-- Start Given data --

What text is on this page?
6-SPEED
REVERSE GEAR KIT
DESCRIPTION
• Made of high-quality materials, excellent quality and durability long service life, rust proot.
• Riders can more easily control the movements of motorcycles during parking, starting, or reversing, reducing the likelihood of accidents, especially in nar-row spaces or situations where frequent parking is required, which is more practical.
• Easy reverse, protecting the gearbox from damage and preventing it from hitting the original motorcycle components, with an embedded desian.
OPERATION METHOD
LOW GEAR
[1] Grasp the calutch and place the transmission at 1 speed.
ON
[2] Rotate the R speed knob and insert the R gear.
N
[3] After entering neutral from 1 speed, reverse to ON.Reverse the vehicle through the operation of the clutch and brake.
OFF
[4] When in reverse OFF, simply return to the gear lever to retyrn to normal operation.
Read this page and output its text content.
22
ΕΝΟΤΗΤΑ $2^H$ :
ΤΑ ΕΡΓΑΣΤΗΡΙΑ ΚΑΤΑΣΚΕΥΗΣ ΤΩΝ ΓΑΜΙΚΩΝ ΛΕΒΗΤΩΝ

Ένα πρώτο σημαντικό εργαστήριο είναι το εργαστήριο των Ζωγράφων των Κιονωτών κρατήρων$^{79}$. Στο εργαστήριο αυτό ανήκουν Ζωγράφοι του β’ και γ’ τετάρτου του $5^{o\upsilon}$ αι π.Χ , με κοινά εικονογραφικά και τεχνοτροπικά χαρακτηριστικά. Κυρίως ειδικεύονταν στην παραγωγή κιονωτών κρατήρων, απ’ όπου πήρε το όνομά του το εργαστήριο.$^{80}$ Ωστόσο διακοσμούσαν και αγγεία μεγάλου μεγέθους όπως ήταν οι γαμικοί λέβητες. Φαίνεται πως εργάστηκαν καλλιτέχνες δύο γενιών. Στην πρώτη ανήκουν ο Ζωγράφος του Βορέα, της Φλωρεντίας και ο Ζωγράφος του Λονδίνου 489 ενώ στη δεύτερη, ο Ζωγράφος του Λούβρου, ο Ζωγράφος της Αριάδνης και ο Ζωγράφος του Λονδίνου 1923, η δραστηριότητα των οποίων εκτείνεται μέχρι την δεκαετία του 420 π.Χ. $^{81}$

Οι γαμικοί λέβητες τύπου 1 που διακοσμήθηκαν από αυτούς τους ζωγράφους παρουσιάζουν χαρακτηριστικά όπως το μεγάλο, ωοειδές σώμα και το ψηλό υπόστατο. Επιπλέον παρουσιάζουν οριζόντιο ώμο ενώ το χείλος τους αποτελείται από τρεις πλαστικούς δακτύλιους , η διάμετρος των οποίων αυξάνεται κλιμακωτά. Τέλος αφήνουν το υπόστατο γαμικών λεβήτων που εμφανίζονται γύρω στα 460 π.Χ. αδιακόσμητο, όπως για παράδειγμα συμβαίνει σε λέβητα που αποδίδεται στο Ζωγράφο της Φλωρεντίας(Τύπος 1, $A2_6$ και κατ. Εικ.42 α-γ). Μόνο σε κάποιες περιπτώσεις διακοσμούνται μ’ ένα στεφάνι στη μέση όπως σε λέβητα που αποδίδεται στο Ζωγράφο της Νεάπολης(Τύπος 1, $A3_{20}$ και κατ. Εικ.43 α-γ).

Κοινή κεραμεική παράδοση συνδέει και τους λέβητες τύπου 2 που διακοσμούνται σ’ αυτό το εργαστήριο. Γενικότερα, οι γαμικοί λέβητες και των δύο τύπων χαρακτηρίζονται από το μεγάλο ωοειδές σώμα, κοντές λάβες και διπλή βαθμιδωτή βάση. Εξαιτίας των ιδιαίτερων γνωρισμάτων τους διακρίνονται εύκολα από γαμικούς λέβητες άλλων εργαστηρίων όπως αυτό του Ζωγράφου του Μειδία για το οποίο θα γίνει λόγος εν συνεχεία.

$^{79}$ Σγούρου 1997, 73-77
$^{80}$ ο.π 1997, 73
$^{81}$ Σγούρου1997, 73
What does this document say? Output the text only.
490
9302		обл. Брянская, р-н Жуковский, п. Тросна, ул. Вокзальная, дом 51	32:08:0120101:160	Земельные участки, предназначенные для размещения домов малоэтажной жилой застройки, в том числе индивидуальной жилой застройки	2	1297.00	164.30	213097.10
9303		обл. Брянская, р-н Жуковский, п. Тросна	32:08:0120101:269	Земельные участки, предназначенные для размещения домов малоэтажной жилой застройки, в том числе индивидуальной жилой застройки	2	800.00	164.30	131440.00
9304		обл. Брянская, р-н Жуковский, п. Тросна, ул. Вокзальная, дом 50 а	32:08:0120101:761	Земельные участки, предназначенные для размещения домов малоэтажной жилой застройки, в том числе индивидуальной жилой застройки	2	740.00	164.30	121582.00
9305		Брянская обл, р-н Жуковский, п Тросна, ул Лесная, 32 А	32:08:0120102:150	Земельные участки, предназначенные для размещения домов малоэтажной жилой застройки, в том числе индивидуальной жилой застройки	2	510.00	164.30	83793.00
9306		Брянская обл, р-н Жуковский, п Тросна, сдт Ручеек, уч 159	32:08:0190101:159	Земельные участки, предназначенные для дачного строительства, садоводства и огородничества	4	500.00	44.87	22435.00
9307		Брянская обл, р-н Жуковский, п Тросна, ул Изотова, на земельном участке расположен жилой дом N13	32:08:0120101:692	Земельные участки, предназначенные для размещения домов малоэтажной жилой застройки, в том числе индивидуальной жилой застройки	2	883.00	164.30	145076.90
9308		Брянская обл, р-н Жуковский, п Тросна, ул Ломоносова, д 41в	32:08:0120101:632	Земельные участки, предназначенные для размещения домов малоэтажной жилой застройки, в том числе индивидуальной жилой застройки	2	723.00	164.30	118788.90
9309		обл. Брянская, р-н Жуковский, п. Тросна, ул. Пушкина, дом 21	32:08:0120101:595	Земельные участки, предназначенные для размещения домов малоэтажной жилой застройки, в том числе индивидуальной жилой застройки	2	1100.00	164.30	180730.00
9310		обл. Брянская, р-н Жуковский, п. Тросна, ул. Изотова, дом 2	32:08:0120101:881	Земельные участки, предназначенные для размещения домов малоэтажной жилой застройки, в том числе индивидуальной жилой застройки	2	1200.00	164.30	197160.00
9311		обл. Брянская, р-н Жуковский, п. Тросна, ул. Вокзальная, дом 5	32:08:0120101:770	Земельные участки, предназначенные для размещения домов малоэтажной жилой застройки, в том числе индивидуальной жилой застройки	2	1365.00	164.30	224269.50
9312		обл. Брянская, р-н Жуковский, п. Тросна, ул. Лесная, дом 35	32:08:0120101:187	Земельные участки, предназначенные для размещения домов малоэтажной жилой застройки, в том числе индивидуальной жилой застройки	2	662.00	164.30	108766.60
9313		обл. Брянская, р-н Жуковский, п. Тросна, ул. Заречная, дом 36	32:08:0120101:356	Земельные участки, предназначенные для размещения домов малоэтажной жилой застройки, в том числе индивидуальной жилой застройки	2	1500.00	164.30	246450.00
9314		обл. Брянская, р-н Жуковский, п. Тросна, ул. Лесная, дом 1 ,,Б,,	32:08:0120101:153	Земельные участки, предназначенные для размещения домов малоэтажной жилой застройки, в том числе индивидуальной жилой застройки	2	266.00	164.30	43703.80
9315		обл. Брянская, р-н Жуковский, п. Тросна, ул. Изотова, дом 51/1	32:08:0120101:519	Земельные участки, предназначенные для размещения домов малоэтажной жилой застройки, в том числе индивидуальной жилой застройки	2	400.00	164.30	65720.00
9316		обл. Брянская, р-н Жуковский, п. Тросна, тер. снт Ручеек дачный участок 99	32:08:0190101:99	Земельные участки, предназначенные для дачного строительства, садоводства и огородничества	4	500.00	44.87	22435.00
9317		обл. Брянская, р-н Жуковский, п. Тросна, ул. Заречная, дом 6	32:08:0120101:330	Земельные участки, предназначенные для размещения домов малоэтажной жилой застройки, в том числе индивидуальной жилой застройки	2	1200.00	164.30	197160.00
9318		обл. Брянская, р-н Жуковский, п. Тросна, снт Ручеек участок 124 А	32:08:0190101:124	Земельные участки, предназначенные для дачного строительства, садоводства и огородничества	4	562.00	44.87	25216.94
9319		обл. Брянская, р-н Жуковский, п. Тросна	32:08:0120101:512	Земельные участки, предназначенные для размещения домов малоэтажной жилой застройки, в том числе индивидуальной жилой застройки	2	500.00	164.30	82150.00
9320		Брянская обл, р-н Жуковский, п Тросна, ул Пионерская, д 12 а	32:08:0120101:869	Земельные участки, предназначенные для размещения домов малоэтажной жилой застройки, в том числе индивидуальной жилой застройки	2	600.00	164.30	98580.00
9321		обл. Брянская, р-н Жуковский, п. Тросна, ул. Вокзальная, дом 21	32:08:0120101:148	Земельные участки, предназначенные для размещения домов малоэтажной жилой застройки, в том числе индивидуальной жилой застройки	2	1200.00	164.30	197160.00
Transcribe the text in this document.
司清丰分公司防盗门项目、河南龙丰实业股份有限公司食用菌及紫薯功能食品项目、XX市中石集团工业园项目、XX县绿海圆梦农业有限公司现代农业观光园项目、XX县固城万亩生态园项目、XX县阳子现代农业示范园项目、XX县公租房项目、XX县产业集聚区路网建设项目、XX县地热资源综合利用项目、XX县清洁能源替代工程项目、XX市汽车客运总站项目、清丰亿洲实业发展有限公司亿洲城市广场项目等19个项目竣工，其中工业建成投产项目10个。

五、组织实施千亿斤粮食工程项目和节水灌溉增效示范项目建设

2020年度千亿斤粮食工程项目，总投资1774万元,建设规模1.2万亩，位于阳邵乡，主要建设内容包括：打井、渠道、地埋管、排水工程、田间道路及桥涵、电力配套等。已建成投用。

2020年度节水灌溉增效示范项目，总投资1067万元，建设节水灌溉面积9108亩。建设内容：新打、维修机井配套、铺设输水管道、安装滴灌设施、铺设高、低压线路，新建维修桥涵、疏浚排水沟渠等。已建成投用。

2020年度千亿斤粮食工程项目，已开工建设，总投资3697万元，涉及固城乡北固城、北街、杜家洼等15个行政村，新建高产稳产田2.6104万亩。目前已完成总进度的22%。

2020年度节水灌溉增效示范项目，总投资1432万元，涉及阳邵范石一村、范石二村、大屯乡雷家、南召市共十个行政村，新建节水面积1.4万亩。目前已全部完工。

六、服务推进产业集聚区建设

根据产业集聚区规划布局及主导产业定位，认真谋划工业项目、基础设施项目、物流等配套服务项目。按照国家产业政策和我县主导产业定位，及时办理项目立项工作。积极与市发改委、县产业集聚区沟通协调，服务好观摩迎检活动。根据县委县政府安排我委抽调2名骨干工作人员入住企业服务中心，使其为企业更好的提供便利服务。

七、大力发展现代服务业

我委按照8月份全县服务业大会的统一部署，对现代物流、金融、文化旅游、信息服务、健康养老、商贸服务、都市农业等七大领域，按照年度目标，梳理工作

-- End Given data --

◆ Task statement: Your task is to gather every line with the word "Изотова" and copy it.

◆ The solution:
9307		Брянская обл, р-н Жуковский, п Тросна, ул Изотова, на земельном участке расположен жилой дом N13	32:08:0120101:692	Земельные участки, предназначенные для размещения домов малоэтажной жилой застройки, в том числе индивидуальной жилой застройки	2	883.00	164.30	145076.90
9310		обл. Брянская, р-н Жуковский, п. Тросна, ул. Изотова, дом 2	32:08:0120101:881	Земельные участки, предназначенные для размещения домов малоэтажной жилой застройки, в том числе индивидуальной жилой застройки	2	1200.00	164.30	197160.00
9315		обл. Брянская, р-н Жуковский, п. Тросна, ул. Изотова, дом 51/1	32:08:0120101:519	Земельные участки, предназначенные для размещения домов малоэтажной жилой застройки, в том числе индивидуальной жилой застройки	2	400.00	164.30	65720.00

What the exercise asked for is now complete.